* WORK TASK A
In the account of Xuanzang's travels, swap "village" for "hamlet" and write out the text starting at "Xuanzang describes many" and ending at "companions of Xuanzang.".
* WORK TASK B
Answer these questions from the account of Xuanzang's travels:
(i) How high is the stupa Kanishka built southeast of Peshawar city?
(ii) How many monasteries does Kashmira have?
(iii) How long does Xuanzang stay in Kashmira?
* WORK TASK C
Go on with the account of Xuanzang's travels from where it stops.

This is the land of ancient sages and authors of Indic sastras, and they include Narayanadeva, Asanga, Vasubandhu, Dharmatrata, Monaratha and Parshva. To the southeast of Peshawar city is a 400-foot-high stupa built by Kanishka, one with nearly 2000 feet in diameter and a 25 layer wheel on the top. There is a large monastery near it. Gandhara has numerous holy Buddhist sites, and Xuanzang visited and worshipped all of them. He calls the stupas and the Buddha images in this region as "magnificent" and made with "perfect craftmanship".
In all these places, he mentions how the Buddha lived here in one of his previous lives (Jataka legends) and illustrated compassion-strength through his actions. There is a Buddhist temple northeast of Manglaur with the Avalokitesvara Bodhusattva image, one is noted for "its miraculous manifestations". Crossing another 1000 li, he reached Darada valley – the old capital of Udayana, with a 100 feet golden wood statue of Maitreya Boddhisattva. This statue, states his travelogue, was built by an artist who went three times into heaven to see how he looks and then carve the realistic image of him on earth.
Xuanzang arrived in Taxila, after crossing a river with "poisonous dragons and evil animals". There, he visited a major Buddhist monastery of the Sautrantika school. From there, after covering some 2200 li, he passed through the country of Simhapura (Kalabagh), of Urasa (now Hazara region), and then into Kashmira. He was received by the king, and numerous monks from the Jayendra monastery. Kashmira is land with a very cold climate and is often calm without any wind. The region has lakes, grows plenty of flowers and fruit, saffron and medicinal herbs. Kashmira has over 100 monasteries and more than 5000 monks. The residents revere four large stupas that were built in ancient times by Ashoka.
Kanishka too built many Buddhist monasteries here. He also had treatises with 960,000 words written on copper plates and had them stored in a newly built great stupa. The Kashmira region has numerous monks well versed with the Tripitaka, states Xuanzang. He stays in Kashmira for two years and studies the treatises with them.
Xuanzang describes many events where he is helped by both Buddhists and non-Buddhists. For example, he describes leaving the city of Sakala and Narasimha, then passing with his companions through the Great Palasha forest. They get robbed and are walked towards some dry pond to be killed. A monk and he slip away. They hurry towards a village. Near it, they meet a Brahmana who is tilling his land. They tell him that robbers attacked them and their companions. The Brahmin goes to the village and beats a drum and blows a conch. About 80 men gather, and together they proceed to rescue the companions of Xuanzang.

* DATA SUPPLIED
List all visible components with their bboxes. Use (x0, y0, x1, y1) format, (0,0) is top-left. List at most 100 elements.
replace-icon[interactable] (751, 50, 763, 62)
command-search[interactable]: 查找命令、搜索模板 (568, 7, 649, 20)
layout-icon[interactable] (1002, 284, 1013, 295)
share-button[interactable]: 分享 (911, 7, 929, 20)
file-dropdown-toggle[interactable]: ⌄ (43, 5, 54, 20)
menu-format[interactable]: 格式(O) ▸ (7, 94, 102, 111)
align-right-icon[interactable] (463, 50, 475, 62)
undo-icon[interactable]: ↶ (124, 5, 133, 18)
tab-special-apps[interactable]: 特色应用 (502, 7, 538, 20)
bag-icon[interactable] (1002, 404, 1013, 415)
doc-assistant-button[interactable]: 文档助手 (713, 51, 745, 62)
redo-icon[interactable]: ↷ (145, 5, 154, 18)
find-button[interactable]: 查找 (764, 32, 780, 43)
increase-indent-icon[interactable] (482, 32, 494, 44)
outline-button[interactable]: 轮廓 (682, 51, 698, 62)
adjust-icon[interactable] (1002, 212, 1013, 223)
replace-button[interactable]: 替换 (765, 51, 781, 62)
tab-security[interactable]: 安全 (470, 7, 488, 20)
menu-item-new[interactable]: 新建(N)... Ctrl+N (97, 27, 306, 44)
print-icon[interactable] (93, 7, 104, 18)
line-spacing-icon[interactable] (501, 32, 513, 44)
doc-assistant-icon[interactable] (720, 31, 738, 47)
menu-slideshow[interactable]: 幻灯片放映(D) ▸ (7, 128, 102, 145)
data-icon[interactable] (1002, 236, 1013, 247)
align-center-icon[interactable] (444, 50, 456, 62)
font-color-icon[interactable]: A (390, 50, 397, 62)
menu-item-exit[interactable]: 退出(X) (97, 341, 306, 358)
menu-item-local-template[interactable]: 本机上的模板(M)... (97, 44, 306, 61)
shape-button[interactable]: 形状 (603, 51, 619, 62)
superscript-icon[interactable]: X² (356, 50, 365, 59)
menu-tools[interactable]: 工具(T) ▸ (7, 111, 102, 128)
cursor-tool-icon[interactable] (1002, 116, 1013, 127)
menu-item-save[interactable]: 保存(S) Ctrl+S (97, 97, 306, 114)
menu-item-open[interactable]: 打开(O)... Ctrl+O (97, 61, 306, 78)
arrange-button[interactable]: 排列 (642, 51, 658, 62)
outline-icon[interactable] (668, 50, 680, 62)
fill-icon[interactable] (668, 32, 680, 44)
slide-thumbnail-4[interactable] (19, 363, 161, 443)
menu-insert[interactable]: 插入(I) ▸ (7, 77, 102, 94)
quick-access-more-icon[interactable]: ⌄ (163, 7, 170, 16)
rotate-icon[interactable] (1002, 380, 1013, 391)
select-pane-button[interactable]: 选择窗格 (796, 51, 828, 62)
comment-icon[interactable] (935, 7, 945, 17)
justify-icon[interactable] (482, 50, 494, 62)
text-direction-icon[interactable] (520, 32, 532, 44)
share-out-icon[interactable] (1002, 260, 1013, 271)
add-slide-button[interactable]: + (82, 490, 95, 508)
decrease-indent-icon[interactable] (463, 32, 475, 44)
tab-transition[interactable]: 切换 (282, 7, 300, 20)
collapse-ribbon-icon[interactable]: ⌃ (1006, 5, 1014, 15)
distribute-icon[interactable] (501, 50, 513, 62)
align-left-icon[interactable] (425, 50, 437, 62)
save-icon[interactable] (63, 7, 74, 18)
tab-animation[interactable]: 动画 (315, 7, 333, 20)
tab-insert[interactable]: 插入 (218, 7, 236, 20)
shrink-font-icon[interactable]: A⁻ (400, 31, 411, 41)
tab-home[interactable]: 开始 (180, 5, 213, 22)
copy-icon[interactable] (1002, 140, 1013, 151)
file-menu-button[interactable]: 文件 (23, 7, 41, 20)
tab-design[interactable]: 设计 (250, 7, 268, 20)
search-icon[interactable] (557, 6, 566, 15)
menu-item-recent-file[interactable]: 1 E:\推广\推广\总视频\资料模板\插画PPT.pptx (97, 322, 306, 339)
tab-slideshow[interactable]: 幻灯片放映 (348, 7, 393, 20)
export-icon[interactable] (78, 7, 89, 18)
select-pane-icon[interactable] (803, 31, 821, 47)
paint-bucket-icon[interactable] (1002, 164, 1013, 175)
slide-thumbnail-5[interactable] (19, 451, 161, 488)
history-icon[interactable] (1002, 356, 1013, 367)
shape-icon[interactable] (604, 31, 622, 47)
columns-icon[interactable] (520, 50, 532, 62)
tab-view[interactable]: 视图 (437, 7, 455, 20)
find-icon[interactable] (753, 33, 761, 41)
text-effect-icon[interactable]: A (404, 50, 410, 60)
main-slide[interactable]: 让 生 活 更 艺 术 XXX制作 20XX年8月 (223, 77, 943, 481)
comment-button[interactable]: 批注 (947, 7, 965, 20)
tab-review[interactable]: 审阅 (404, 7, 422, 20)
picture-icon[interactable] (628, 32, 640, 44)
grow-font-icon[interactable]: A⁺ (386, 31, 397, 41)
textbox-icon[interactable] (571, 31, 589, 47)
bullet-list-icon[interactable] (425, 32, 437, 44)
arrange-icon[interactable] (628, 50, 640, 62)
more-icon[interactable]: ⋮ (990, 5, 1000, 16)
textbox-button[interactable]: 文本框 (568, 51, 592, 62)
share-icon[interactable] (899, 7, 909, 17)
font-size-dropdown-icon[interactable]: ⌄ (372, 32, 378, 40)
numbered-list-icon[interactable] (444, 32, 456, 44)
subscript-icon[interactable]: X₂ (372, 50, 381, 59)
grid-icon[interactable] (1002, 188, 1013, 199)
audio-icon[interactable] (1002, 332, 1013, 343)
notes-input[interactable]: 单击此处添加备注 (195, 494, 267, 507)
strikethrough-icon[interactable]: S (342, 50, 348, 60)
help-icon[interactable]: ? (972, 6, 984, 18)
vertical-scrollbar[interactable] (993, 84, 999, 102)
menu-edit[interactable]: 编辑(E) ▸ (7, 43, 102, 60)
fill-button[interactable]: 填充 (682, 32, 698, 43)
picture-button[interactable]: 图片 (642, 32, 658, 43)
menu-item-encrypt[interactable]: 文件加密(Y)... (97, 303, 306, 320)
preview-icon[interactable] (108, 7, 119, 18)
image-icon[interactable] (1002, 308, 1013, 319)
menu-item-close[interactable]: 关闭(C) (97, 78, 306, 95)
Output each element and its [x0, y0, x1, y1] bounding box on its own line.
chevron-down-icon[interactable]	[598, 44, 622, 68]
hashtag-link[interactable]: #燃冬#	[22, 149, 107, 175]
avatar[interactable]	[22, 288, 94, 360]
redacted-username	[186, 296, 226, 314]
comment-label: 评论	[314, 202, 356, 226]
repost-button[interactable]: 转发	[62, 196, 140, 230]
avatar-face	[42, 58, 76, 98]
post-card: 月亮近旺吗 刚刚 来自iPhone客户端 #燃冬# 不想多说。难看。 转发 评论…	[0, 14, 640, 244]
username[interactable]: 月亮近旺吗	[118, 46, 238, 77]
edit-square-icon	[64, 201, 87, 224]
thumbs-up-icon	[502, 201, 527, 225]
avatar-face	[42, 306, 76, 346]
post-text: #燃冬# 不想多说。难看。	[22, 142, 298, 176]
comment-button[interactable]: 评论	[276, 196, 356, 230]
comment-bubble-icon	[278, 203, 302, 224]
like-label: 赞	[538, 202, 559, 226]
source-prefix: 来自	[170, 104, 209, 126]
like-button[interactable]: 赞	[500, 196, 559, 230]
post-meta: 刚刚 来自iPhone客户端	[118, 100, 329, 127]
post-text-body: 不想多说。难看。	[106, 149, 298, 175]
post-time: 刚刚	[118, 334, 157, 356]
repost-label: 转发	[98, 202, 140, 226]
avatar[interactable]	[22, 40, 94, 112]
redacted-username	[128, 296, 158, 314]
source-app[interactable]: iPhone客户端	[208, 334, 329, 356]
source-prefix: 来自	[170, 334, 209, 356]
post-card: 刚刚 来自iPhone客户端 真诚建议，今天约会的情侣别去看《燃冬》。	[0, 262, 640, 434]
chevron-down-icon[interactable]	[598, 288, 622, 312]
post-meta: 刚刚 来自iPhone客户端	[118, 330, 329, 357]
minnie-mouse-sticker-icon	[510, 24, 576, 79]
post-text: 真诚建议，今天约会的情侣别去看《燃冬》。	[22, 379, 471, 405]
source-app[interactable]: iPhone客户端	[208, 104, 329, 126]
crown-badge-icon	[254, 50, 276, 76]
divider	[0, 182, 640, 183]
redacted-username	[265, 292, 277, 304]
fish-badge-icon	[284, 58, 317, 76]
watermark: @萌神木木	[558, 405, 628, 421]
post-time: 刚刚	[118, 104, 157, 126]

* FINAL ANSWER A
Xuanzang describes many events where he is helped by both Buddhists and non-Buddhists. For example, he describes leaving the city of Sakala and Narasimha, then passing with his companions through the Great Palasha forest. They get robbed and are walked towards some dry pond to be killed. A monk and he slip away. They hurry towards a hamlet. Near it, they meet a Brahmana who is tilling his land. They tell him that robbers attacked them and their companions. The Brahmin goes to the hamlet and beats a drum and blows a conch. About 80 men gather, and together they proceed to rescue the companions of Xuanzang.

* FINAL ANSWER B
(i) 400 feet
(ii) Over 100
(iii) Two years

* FINAL ANSWER C
While other rescued companions of his wail about the loss of all their property, Xuanzang reminds them that they should all be happy to be alive and not worry about the loss of property. The villagers help his companions and him by hosting them before the resume their journey. Yet, elsewhere, Xuanzang also recites the implausible tale of meeting a Brahmana who was 700 years old and had two associates, each over 100 years old, who had mastered all of the Vedas and the Buddhist Madhyamika sastra. He calls them heretics (non-Buddhists). These heretics help him and his companions get new garments and food. He stayed with this implausibly old Brahmana for a month, and studied the Madhyamika sastra with him.
Inspired by Shiva, this Rishi set out to "make inquiries into the way of learning" (Li Rongxi translation). He thoroughly studied all written and spoken language, words in ancient and his times, then created a treatise of one thousand stanzas. The heretics (Hindus) transmit this text orally from teacher to pupil, and it is this that makes the Brahmanas of this city "great scholars of high talent with knowledge of wide scope". They have an image of Pāṇini installed in reverence of him in this city of Salatura.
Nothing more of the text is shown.